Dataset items
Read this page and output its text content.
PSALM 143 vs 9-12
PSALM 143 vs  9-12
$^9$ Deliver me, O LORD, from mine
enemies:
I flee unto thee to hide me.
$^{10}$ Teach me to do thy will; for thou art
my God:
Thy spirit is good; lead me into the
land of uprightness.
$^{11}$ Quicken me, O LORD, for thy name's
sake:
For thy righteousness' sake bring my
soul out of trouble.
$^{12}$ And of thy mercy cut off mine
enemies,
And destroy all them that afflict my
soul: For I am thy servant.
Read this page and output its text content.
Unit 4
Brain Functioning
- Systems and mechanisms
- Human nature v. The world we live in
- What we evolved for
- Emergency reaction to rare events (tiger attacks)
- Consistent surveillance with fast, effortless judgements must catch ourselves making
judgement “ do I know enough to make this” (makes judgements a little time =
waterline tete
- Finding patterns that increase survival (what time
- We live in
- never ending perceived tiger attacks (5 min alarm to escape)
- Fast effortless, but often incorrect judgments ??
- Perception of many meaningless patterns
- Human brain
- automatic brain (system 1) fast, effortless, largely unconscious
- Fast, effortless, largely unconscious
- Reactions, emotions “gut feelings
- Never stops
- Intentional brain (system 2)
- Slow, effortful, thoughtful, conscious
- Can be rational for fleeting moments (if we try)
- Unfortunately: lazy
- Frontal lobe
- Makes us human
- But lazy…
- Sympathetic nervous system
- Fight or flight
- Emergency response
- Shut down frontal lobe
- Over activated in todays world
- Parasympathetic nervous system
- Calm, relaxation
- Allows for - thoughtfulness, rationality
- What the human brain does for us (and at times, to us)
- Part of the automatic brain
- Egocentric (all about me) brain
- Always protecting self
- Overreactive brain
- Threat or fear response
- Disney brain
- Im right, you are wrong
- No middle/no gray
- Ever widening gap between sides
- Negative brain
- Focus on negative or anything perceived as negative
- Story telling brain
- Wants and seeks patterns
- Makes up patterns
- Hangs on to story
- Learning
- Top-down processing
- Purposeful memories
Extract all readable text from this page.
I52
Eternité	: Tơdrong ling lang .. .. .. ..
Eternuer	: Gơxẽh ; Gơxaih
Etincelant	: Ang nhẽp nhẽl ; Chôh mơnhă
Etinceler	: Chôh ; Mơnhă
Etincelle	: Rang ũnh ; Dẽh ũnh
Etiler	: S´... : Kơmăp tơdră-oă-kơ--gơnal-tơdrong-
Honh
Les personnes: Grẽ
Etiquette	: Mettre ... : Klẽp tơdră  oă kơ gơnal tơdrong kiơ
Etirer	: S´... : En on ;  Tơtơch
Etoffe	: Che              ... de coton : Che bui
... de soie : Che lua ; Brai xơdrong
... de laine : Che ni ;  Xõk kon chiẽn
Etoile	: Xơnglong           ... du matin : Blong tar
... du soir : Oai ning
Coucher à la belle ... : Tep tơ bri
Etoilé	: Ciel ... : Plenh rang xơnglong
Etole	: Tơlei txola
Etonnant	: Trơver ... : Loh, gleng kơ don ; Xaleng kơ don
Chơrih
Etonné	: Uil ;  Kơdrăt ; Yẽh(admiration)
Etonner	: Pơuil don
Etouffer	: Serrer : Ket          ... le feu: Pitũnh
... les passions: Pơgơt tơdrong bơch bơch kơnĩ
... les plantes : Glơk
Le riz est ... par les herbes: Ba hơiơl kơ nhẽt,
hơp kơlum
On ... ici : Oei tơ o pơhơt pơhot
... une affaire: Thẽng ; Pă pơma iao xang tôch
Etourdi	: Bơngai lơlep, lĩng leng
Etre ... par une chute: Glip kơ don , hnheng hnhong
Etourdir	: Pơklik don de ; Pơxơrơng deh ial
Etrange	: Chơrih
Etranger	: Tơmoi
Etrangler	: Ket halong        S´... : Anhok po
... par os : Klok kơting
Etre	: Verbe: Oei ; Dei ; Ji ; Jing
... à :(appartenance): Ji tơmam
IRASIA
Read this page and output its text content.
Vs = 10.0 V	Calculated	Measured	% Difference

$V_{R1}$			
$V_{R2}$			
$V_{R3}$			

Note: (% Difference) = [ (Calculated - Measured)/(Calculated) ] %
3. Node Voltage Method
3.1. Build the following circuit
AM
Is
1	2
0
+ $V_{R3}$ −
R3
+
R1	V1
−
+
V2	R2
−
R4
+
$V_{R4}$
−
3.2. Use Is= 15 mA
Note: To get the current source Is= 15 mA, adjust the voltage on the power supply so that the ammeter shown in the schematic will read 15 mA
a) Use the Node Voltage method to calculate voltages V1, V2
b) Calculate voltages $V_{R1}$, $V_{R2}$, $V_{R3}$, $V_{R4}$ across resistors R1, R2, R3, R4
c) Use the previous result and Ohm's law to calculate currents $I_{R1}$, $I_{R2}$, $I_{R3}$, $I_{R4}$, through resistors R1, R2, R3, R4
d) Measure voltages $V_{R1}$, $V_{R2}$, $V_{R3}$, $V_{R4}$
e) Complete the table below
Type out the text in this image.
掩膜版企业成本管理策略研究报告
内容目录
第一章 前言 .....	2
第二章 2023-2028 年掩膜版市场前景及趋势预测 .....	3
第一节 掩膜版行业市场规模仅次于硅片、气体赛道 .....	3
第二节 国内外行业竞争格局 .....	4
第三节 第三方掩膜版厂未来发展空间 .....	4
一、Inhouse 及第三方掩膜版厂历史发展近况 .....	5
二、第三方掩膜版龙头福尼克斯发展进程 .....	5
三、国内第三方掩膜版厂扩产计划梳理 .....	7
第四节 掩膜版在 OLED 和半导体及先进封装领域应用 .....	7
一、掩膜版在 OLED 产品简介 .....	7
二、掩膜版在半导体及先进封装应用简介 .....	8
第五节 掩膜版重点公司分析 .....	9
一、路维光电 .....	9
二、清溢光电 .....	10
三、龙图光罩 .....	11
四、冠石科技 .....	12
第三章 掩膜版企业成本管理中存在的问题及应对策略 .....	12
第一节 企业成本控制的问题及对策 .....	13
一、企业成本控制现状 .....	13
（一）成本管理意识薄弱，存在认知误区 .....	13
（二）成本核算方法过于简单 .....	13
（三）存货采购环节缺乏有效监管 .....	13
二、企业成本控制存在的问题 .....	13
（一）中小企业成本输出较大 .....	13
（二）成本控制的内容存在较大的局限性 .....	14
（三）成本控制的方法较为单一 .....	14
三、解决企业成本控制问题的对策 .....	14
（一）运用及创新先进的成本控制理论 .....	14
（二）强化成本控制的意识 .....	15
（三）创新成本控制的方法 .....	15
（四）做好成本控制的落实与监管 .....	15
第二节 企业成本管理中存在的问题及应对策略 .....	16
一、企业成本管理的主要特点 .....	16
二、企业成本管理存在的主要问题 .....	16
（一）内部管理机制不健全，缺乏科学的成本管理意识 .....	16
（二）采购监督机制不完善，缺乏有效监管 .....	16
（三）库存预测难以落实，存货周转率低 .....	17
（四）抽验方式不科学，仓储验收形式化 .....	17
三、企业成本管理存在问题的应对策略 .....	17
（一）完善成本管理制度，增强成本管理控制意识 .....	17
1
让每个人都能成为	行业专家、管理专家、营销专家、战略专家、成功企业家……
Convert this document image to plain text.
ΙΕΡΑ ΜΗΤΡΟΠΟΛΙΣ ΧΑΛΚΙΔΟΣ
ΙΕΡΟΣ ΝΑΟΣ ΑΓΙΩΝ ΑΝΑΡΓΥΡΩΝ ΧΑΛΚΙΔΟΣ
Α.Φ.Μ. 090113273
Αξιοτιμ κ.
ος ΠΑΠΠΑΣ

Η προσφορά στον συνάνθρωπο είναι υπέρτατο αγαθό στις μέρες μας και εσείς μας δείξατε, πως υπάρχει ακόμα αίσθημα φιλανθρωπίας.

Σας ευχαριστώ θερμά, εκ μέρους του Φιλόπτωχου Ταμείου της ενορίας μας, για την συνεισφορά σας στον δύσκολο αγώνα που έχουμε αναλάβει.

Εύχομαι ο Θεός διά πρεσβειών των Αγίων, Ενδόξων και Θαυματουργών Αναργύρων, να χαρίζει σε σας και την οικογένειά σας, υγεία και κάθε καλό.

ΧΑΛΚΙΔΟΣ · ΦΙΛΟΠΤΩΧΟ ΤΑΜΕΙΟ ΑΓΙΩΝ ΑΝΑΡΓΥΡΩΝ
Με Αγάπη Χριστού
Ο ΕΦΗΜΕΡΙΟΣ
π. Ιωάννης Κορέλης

• [Exercise task]:
Which lines above contain "Emergency"? Show each of them.

• [Complete response]:
- Emergency reaction to rare events (tiger attacks)
- Emergency response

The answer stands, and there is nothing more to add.